== 提示された文章 ==

インタビュー その3 キーワードは【俳優と作家】

演技の中に見え隠れする、虚に織り込まれた実。

小説世界に創出される、実に織り込まれた虚。

演ずること、書くこと、虚であること、実であること、

そのすべてが、保坂和志の内側を通り抜けていく。
 

聞き手:春野景都



●がぶん:そういうやつだ、保坂は。ま、それはそれとして、今度は保
 坂の俳優時代の話し聞いてよ(けいと、に向かって) 

◆けいと:え! 保坂さんて、俳優なさってたんですか! 

■ほさか:ははは、それはね……。


   インタビュー その3 キーワードは【俳優と作家】

■ほさか:はい、長崎が高校二年の終わった春休みに。

◆けいと:長崎ってあのシコクの人?

■ほさか:四国? あ、「死国」ね。そう、「死国」の長崎俊一。長崎が自分で脚本書いて、監督して、カメラは樫村が撮ってそれでー。

◆けいと:高校時代ですね?

■ほさか:だから高二と高三のあいだの春休み。僕が役者で出て――。

◆けいと:どんな役ですか?

■ほさか:そういう昔作った映画って、こういう場所で口で説明するとちょっと恥ずかしいんだけど――、子供のくせにさぁ、スケこましとか流れ者が出てきたりっていうようなおかしなあれで・・・。見てない人に説明すると、ろくなイメージにならないから、長崎のためにやめておきます。と言っても、長崎がその映画を撮ったっていうのは知られてないんだよね。長崎のことに相当詳しいと思っている評論家なんかでも、「えーっ」って、意外な顔して、「俺の知らない映画があるはずない」みたいなこと言う。で、その一年後にまた、高校が終わった春休みの、三月末から四月に撮ったのが、過激派の爆弾闘争をする大学生と高校生が出てくる『25時の舞踏派』っていう映画で。え? うん、それなんかにも当然出て、それで長崎は、日芸に行ったんだけど、そこで、内藤剛志に会ったのね。僕なんかと比べて、内藤の方がぜんぜんやる気あるしさ、それでもう内藤の出現のおかげでいきなり僕はちょい役になってしまった。

== 作業指示 ==
1. 記録の冒頭から「zone-title: Surface zone (309, 247, 377, 259)」を含む行までを、「zone-description-line」を「zone-text-line」に差し替えて書き直すこと。それ以外は一切変えない。
2. 保坂和志へのインタビューを、最後の文の後から書き継ぐこと。

データファイルの一部:
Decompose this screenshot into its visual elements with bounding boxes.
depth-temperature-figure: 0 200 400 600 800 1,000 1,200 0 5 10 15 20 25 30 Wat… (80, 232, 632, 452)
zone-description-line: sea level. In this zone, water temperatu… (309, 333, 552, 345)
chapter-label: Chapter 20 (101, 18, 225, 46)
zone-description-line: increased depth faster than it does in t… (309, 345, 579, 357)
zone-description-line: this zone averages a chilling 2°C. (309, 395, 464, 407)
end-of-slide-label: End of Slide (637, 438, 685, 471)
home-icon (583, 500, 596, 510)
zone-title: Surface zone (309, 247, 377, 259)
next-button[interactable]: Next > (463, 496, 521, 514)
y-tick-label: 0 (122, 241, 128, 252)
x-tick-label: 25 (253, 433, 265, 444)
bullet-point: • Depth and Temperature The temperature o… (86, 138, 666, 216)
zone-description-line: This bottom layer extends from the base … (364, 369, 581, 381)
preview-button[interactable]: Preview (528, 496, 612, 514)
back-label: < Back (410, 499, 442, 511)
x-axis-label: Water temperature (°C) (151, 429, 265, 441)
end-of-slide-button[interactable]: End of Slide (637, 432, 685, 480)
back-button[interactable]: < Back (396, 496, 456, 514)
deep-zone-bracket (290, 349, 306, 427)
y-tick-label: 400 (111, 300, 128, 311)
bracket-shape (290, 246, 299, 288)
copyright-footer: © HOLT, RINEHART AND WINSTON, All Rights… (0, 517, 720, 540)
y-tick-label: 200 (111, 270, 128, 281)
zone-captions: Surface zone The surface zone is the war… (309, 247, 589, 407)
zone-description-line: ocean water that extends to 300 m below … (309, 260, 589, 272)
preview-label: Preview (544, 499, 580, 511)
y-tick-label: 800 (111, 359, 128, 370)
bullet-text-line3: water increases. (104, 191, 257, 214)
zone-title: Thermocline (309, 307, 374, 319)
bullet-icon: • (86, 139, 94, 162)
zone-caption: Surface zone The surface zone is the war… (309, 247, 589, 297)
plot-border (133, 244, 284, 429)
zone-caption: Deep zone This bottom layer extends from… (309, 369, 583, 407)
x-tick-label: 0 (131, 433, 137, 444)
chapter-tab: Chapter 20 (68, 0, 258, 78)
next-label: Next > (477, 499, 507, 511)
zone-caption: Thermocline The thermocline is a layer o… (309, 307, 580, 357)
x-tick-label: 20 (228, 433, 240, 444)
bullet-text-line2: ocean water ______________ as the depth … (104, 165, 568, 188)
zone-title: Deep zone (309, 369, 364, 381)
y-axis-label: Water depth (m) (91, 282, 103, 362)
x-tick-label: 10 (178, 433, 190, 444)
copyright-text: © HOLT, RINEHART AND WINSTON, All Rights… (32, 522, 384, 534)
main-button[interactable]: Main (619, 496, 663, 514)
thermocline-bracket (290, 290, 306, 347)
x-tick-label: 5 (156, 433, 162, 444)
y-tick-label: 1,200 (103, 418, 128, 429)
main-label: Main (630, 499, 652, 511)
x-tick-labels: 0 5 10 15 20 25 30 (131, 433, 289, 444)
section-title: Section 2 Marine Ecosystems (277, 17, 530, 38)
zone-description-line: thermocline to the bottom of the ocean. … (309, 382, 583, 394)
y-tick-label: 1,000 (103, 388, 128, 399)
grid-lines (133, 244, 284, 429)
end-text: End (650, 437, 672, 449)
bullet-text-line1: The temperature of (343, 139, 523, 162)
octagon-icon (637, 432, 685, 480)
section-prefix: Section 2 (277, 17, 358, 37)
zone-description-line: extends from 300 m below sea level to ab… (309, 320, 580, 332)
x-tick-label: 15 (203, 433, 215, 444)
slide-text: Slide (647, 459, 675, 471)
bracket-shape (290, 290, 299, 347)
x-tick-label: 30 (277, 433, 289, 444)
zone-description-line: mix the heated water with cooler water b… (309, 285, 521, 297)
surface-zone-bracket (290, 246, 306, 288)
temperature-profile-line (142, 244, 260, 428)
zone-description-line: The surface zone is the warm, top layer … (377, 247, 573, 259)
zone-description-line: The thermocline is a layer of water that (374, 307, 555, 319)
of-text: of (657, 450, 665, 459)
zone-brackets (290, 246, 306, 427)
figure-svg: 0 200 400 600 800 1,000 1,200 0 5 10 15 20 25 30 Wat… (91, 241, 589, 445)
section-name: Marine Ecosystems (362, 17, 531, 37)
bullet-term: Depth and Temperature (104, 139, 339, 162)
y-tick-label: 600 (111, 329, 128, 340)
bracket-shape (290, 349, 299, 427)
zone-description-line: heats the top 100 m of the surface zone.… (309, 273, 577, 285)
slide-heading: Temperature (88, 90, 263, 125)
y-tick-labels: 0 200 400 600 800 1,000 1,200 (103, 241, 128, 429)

== 回答 ==
1.
Decompose this screenshot into its visual elements with bounding boxes.
depth-temperature-figure: 0 200 400 600 800 1,000 1,200 0 5 10 15 20 25 30 Wat… (80, 232, 632, 452)
zone-text-line: sea level. In this zone, water temperatu… (309, 333, 552, 345)
chapter-label: Chapter 20 (101, 18, 225, 46)
zone-text-line: increased depth faster than it does in t… (309, 345, 579, 357)
zone-text-line: this zone averages a chilling 2°C. (309, 395, 464, 407)
end-of-slide-label: End of Slide (637, 438, 685, 471)
home-icon (583, 500, 596, 510)
zone-title: Surface zone (309, 247, 377, 259)

2.
●がぶん:で、内藤がスタジオパークっていうNHKの昼間の番組に出て、ゲストが内藤で、その内藤の昔の自主映画のデビュー作『貘をぶっ殺せ』っていうので、ホームレスみたいな保坂が出てきて、スッと引っ込むんだけれども、誰も気がつかないでしょ? で、内藤が「今のはですね、芥川賞作家の保坂なんですよ」って言っちゃって、それでアナウンサー「今のは保坂和志さんでいらっしゃいますか?」って、それだけなんだけどね。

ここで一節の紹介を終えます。